* [PROMPT]: Every line of the material below must be repeated exactly.

* [EXTRACTED ENTRIES]:
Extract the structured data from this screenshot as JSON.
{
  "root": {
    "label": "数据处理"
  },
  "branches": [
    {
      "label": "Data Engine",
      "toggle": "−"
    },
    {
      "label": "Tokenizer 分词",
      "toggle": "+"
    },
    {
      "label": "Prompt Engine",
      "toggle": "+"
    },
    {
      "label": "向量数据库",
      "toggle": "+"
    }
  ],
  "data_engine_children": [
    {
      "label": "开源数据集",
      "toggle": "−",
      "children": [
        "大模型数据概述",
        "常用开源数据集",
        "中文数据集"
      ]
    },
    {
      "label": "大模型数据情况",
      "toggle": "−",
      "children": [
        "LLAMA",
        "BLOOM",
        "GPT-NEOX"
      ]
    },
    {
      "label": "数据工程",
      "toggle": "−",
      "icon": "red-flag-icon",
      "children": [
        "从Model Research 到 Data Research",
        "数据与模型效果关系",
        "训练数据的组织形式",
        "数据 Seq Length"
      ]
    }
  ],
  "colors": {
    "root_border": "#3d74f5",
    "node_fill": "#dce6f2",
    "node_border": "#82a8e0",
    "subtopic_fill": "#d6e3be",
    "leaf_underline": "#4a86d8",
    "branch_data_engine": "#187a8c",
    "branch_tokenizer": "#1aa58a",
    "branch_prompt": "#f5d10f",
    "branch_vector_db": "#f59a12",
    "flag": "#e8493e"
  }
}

* [EXERCISE ANSWER]:
Extract the structured data from this screenshot as JSON.
{
  "root": {
    "label": "数据处理"
  },
  "branches": [
    {
      "label": "Data Engine",
      "toggle": "−"
    },
    {
      "label": "Tokenizer 分词",
      "toggle": "+"
    },
    {
      "label": "Prompt Engine",
      "toggle": "+"
    },
    {
      "label": "向量数据库",
      "toggle": "+"
    }
  ],
  "data_engine_children": [
    {
      "label": "开源数据集",
      "toggle": "−",
      "children": [
        "大模型数据概述",
        "常用开源数据集",
        "中文数据集"
      ]
    },
    {
      "label": "大模型数据情况",
      "toggle": "−",
      "children": [
        "LLAMA",
        "BLOOM",
        "GPT-NEOX"
      ]
    },
    {
      "label": "数据工程",
      "toggle": "−",
      "icon": "red-flag-icon",
      "children": [
        "从Model Research 到 Data Research",
        "数据与模型效果关系",
        "训练数据的组织形式",
        "数据 Seq Length"
      ]
    }
  ],
  "colors": {
    "root_border": "#3d74f5",
    "node_fill": "#dce6f2",
    "node_border": "#82a8e0",
    "subtopic_fill": "#d6e3be",
    "leaf_underline": "#4a86d8",
    "branch_data_engine": "#187a8c",
    "branch_tokenizer": "#1aa58a",
    "branch_prompt": "#f5d10f",
    "branch_vector_db": "#f59a12",
    "flag": "#e8493e"
  }
}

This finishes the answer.